━━ Records shown ━━
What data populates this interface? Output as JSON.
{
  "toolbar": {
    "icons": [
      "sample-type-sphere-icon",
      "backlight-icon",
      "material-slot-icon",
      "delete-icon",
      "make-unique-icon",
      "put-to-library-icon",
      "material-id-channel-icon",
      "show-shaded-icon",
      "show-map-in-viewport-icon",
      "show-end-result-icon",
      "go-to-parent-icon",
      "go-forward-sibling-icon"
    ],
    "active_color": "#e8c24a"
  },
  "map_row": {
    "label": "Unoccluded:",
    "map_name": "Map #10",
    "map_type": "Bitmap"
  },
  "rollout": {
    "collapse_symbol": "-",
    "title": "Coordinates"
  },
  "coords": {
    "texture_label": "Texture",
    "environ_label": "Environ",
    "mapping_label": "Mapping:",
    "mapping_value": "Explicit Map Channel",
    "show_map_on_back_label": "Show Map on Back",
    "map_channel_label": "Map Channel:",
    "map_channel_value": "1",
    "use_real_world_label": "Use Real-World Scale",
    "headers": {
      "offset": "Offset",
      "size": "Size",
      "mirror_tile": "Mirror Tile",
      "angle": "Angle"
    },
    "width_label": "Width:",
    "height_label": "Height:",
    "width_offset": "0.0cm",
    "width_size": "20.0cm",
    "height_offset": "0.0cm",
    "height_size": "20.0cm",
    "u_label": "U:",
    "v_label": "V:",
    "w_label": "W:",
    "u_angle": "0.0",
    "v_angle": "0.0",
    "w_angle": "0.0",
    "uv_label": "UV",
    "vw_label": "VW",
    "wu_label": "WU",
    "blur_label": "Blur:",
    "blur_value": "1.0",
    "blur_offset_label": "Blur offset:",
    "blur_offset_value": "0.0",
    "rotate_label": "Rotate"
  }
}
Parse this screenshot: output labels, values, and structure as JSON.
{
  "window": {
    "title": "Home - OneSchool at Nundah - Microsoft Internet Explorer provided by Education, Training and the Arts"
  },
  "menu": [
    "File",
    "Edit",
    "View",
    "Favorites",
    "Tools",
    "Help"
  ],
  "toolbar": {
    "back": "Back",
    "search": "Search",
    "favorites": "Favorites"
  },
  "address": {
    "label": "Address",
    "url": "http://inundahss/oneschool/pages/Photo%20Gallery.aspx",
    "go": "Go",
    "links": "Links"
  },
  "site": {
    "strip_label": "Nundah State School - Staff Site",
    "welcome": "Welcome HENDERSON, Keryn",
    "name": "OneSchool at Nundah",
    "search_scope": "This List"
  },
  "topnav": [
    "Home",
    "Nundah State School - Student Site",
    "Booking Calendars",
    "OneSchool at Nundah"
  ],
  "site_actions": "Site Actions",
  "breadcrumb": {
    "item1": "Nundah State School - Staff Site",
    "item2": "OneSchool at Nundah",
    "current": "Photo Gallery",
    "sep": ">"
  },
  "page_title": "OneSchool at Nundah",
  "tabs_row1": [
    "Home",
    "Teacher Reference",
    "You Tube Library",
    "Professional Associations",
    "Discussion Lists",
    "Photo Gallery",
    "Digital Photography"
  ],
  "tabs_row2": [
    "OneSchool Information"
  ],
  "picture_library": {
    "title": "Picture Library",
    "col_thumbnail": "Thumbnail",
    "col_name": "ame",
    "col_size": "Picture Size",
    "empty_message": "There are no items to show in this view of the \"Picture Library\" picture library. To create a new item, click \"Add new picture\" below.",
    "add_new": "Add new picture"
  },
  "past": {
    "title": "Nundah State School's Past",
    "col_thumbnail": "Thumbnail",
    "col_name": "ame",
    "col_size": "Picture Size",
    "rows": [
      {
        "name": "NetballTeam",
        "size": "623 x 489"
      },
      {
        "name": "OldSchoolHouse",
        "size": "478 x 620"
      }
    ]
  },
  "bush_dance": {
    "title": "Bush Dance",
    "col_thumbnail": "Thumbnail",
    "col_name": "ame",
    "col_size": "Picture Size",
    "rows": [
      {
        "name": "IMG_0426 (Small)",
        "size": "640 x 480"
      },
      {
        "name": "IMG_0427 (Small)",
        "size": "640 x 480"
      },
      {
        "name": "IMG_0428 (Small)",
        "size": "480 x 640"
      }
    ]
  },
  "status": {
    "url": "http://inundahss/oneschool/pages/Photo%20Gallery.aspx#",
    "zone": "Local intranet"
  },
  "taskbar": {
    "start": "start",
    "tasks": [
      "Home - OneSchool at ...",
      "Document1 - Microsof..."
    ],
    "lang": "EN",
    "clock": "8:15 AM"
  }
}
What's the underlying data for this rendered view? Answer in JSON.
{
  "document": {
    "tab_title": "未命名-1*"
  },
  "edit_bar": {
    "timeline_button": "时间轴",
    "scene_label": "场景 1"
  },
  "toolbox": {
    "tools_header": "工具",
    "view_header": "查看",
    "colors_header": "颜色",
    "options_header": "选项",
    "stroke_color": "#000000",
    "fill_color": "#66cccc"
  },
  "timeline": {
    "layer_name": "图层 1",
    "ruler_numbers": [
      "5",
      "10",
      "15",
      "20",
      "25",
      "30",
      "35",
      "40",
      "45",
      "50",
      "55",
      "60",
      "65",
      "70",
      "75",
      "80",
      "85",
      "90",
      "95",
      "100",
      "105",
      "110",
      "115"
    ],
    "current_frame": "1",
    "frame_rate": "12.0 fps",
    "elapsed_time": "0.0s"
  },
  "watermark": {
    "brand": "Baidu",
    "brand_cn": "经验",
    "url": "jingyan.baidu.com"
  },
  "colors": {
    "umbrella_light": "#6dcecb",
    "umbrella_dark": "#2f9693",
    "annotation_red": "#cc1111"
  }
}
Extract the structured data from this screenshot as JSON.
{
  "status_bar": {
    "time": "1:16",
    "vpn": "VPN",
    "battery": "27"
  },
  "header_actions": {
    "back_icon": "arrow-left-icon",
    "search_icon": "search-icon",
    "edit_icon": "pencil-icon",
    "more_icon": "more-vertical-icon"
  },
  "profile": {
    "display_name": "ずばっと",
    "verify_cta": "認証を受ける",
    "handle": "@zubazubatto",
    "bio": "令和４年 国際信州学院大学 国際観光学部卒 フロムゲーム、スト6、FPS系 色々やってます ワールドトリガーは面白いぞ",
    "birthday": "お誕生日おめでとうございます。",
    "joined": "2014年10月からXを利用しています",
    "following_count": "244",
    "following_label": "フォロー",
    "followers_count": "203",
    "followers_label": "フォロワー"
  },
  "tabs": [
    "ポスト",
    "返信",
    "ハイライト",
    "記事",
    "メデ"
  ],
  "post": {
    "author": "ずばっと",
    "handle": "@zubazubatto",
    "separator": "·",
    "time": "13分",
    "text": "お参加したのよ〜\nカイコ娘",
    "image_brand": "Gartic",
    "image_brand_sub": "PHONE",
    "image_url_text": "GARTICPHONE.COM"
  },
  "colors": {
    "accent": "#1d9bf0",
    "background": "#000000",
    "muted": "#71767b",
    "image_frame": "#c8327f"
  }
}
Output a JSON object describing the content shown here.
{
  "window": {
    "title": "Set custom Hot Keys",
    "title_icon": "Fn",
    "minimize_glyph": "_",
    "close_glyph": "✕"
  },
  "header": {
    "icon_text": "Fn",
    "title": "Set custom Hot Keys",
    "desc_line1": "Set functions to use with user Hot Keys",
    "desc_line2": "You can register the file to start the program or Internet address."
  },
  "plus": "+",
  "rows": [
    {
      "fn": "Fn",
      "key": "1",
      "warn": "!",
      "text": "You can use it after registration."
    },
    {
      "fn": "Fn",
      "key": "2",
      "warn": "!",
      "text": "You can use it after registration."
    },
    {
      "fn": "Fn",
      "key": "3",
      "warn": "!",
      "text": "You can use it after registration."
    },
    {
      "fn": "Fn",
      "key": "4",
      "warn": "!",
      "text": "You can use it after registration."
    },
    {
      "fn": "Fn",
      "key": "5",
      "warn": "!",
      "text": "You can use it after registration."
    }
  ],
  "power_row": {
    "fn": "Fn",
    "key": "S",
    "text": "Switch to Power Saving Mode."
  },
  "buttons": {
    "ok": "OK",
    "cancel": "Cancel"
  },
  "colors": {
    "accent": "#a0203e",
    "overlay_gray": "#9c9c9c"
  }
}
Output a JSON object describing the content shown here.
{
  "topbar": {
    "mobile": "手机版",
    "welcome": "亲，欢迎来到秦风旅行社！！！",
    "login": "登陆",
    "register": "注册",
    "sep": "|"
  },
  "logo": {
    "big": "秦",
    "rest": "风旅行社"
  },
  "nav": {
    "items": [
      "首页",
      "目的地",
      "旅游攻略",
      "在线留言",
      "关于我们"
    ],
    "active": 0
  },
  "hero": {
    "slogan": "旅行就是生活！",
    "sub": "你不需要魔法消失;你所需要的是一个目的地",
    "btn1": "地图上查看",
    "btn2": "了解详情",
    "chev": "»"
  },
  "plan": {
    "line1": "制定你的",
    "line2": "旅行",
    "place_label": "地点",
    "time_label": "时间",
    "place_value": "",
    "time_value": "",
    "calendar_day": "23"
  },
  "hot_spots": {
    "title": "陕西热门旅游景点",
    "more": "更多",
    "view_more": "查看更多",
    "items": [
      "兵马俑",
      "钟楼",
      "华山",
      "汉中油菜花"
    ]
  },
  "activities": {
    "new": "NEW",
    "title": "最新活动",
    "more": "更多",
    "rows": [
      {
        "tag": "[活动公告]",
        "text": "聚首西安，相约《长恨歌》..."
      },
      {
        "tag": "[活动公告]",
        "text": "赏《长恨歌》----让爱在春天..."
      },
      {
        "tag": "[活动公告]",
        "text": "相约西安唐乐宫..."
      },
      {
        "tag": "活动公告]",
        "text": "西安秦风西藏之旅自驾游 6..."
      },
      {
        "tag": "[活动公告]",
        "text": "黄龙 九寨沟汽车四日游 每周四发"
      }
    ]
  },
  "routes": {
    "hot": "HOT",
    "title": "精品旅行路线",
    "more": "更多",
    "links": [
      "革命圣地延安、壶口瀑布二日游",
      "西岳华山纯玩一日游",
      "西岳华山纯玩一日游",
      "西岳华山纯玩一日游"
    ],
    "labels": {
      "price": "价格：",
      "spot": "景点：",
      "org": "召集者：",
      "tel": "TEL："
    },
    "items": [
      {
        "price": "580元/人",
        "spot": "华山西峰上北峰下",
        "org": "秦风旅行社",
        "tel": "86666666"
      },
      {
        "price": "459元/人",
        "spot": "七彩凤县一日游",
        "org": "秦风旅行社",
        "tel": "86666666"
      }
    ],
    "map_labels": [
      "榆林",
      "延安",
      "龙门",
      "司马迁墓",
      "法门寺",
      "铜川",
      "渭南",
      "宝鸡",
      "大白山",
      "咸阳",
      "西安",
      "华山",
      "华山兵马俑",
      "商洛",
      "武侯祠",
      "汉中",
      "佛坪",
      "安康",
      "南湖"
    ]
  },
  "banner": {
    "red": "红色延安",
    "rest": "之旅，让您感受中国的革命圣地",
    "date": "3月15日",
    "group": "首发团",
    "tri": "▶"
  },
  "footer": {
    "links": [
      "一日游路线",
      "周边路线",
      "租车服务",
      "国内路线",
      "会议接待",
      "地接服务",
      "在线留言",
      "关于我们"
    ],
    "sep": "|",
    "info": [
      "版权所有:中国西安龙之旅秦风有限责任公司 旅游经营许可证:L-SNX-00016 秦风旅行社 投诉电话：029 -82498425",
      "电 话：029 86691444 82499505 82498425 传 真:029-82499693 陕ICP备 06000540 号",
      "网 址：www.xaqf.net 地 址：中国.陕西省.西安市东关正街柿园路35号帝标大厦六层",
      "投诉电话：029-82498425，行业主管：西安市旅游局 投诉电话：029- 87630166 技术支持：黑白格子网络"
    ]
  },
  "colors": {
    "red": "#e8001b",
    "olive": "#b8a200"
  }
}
━━━
# Work to do
Scan the listing above. Gather each line that contains the word "start".

# Problem solution
    "start": "start",
    "desc_line2": "You can register the file to start the program or Internet address."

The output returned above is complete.